## Task prompt
Repeat the lines that follow, leaving nothing out.

-- begin --

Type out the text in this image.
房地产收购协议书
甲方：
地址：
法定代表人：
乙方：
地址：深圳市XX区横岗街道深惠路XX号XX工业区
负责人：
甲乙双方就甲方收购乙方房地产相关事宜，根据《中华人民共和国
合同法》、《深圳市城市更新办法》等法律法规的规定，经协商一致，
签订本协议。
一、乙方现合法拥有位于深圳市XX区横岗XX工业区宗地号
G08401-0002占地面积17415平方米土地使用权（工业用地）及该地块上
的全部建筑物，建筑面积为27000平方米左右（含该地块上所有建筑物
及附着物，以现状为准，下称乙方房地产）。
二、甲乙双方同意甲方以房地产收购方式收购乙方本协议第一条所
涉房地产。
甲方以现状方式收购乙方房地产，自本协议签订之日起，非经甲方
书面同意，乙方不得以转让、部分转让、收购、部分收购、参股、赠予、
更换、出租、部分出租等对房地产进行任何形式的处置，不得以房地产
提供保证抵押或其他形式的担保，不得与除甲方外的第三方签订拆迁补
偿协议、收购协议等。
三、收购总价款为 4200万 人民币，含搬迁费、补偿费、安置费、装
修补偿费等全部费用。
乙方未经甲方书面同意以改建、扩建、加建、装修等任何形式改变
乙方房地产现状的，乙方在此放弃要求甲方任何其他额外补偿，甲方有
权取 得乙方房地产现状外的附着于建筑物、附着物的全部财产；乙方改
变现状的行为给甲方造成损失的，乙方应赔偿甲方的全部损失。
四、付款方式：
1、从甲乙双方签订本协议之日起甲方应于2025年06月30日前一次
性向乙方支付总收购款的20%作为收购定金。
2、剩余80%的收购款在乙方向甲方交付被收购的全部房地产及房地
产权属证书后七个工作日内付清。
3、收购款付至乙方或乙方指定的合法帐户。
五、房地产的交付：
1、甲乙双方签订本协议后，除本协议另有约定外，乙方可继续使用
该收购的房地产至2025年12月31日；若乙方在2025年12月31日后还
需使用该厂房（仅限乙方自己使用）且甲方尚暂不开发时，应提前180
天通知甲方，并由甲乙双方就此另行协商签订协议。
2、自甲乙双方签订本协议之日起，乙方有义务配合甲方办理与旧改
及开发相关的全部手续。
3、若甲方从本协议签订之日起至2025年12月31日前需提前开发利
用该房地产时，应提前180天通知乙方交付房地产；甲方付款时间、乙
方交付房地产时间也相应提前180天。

-- end --

## Exercise solution
Type out the text in this image.
房地产收购协议书
甲方：
地址：
法定代表人：
乙方：
地址：深圳市XX区横岗街道深惠路XX号XX工业区
负责人：
甲乙双方就甲方收购乙方房地产相关事宜，根据《中华人民共和国
合同法》、《深圳市城市更新办法》等法律法规的规定，经协商一致，
签订本协议。
一、乙方现合法拥有位于深圳市XX区横岗XX工业区宗地号
G08401-0002占地面积17415平方米土地使用权（工业用地）及该地块上
的全部建筑物，建筑面积为27000平方米左右（含该地块上所有建筑物
及附着物，以现状为准，下称乙方房地产）。
二、甲乙双方同意甲方以房地产收购方式收购乙方本协议第一条所
涉房地产。
甲方以现状方式收购乙方房地产，自本协议签订之日起，非经甲方
书面同意，乙方不得以转让、部分转让、收购、部分收购、参股、赠予、
更换、出租、部分出租等对房地产进行任何形式的处置，不得以房地产
提供保证抵押或其他形式的担保，不得与除甲方外的第三方签订拆迁补
偿协议、收购协议等。
三、收购总价款为 4200万 人民币，含搬迁费、补偿费、安置费、装
修补偿费等全部费用。
乙方未经甲方书面同意以改建、扩建、加建、装修等任何形式改变
乙方房地产现状的，乙方在此放弃要求甲方任何其他额外补偿，甲方有
权取 得乙方房地产现状外的附着于建筑物、附着物的全部财产；乙方改
变现状的行为给甲方造成损失的，乙方应赔偿甲方的全部损失。
四、付款方式：
1、从甲乙双方签订本协议之日起甲方应于2025年06月30日前一次
性向乙方支付总收购款的20%作为收购定金。
2、剩余80%的收购款在乙方向甲方交付被收购的全部房地产及房地
产权属证书后七个工作日内付清。
3、收购款付至乙方或乙方指定的合法帐户。
五、房地产的交付：
1、甲乙双方签订本协议后，除本协议另有约定外，乙方可继续使用
该收购的房地产至2025年12月31日；若乙方在2025年12月31日后还
需使用该厂房（仅限乙方自己使用）且甲方尚暂不开发时，应提前180
天通知甲方，并由甲乙双方就此另行协商签订协议。
2、自甲乙双方签订本协议之日起，乙方有义务配合甲方办理与旧改
及开发相关的全部手续。
3、若甲方从本协议签订之日起至2025年12月31日前需提前开发利
用该房地产时，应提前180天通知乙方交付房地产；甲方付款时间、乙
方交付房地产时间也相应提前180天。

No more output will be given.